• PROBLEM DETAILS
Where the word "text" occurs in a line, return that line.

[Saved entries]
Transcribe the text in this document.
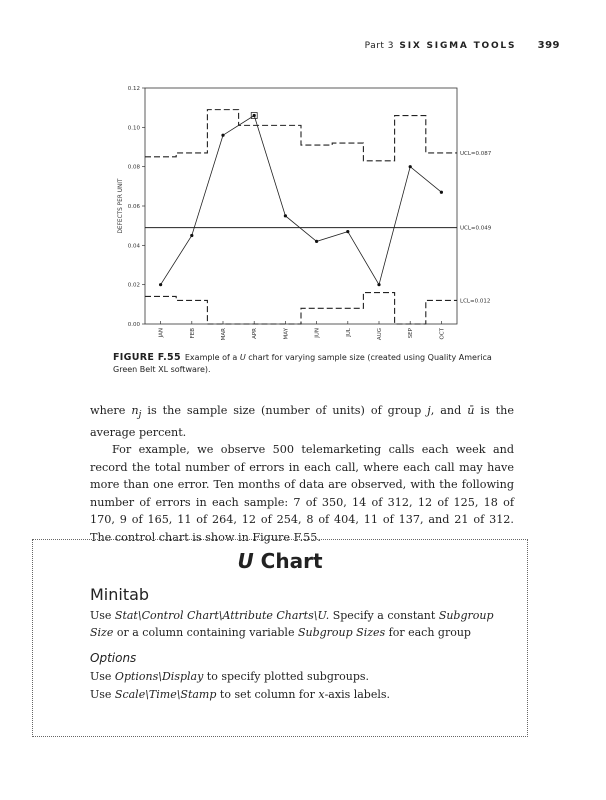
Part 3 SIX SIGMA TOOLS 399
0.00
0.02
0.04
0.06
0.08
0.10
0.12
JAN	FEB	MAR	APR	MAY	JUN	JUL	AUG	SEP	OCT
UCL=0.087
UCL=0.049
LCL=0.012
DEFECTS PER UNIT
FIGURE F.55 Example of a U chart for varying sample size (created using Quality America Green Belt XL software).

where $n_j$ is the sample size (number of units) of group j, and ū is the average percent.

For example, we observe 500 telemarketing calls each week and record the total number of errors in each call, where each call may have more than one error. Ten months of data are observed, with the following number of errors in each sample: 7 of 350, 14 of 312, 12 of 125, 18 of 170, 9 of 165, 11 of 264, 12 of 254, 8 of 404, 11 of 137, and 21 of 312. The control chart is show in Figure F.55.

U Chart
Minitab
Use Stat\Control Chart\Attribute Charts\U. Specify a constant Subgroup Size or a column containing variable Subgroup Sizes for each group
Options
Use Options\Display to specify plotted subgroups.
Use Scale\Time\Stamp to set column for x-axis labels.
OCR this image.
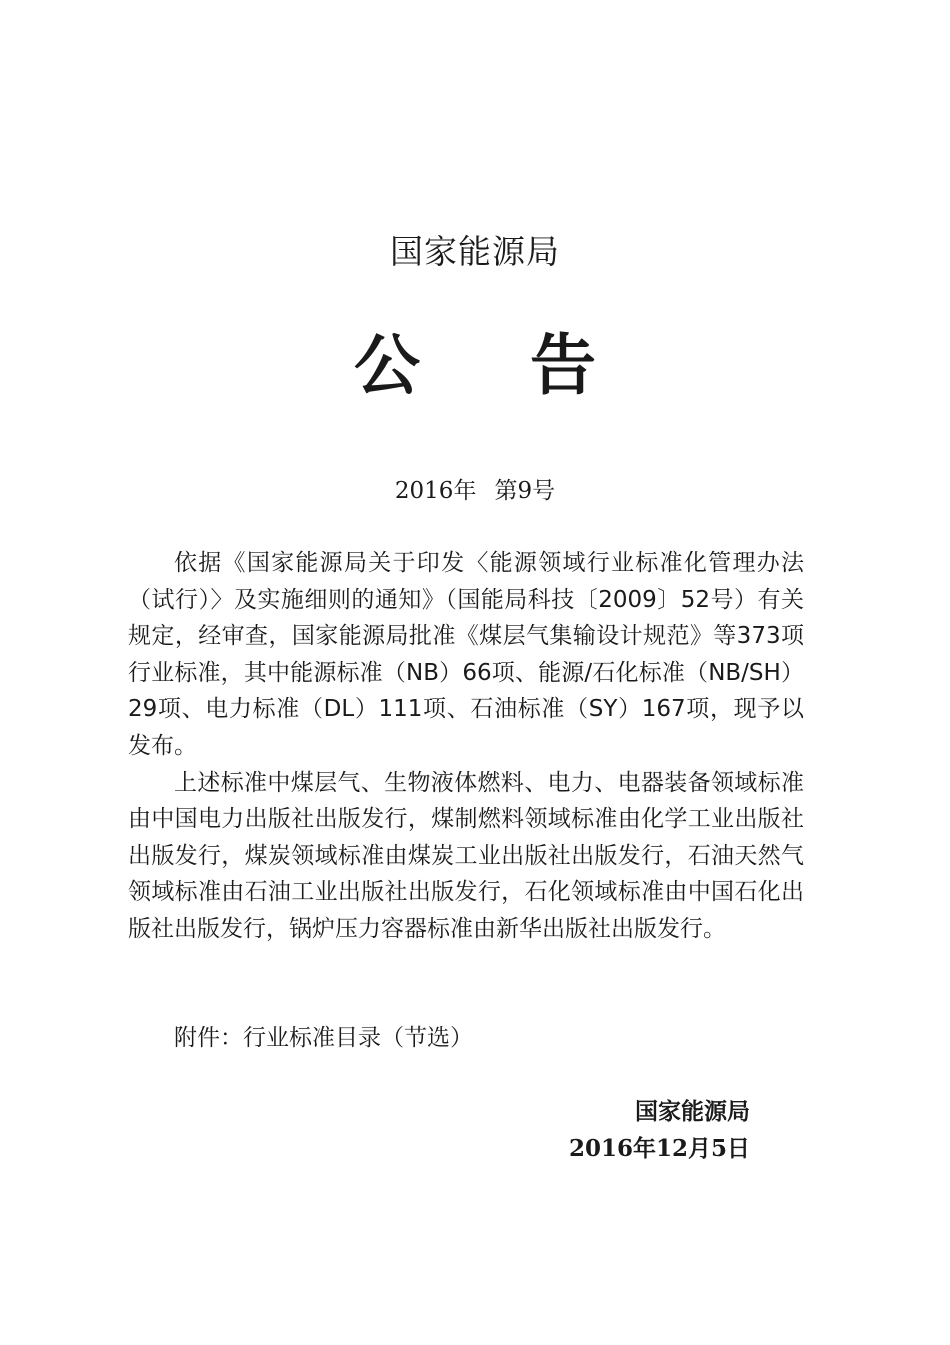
国家能源局
公告
2016年 第9号

依据《国家能源局关于印发〈能源领域行业标准化管理办法（试行）〉及实施细则的通知》（国能局科技〔2009〕52号）有关规定，经审查，国家能源局批准《煤层气集输设计规范》等373项行业标准，其中能源标准（NB）66项、能源/石化标准（NB/SH）29项、电力标准（DL）111项、石油标准（SY）167项，现予以发布。

上述标准中煤层气、生物液体燃料、电力、电器装备领域标准由中国电力出版社出版发行，煤制燃料领域标准由化学工业出版社出版发行，煤炭领域标准由煤炭工业出版社出版发行，石油天然气领域标准由石油工业出版社出版发行，石化领域标准由中国石化出版社出版发行，锅炉压力容器标准由新华出版社出版发行。

附件：行业标准目录（节选）
国家能源局
2016年12月5日
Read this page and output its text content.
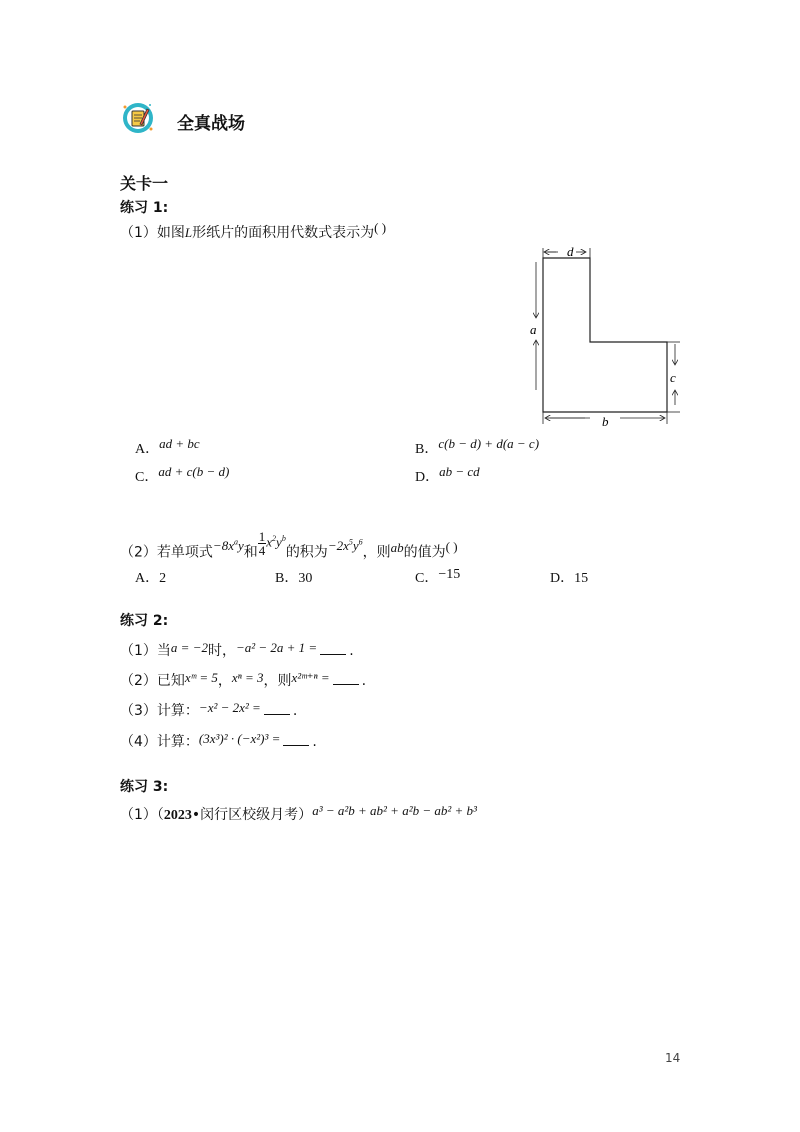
全真战场
关卡一
练习 1:
（1）如图L形纸片的面积用代数式表示为( )
d
a
c
b
A．ad + bc	B．c(b − d) + d(a − c)
C．ad + c(b − d)	D．ab − cd
（2）若单项式$-8x^ay$和 $\frac{1}{4} x^2y^b$的积为$-2x^5y^6$，则ab的值为( )
A．2	B．30	C．−15	D．15
练习 2:
（1）当a = −2时，−a² − 2a + 1 = .
（2）已知xᵐ = 5，xⁿ = 3，则x²ᵐ⁺ⁿ = .
（3）计算：−x² − 2x² = .
（4）计算：(3x³)² · (−x²)³ = .
练习 3:
（1）（2023•闵行区校级月考）a³ − a²b + ab² + a²b − ab² + b³
14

• FULL RESPONSE
Transcribe the text in this document.
Read this page and output its text content.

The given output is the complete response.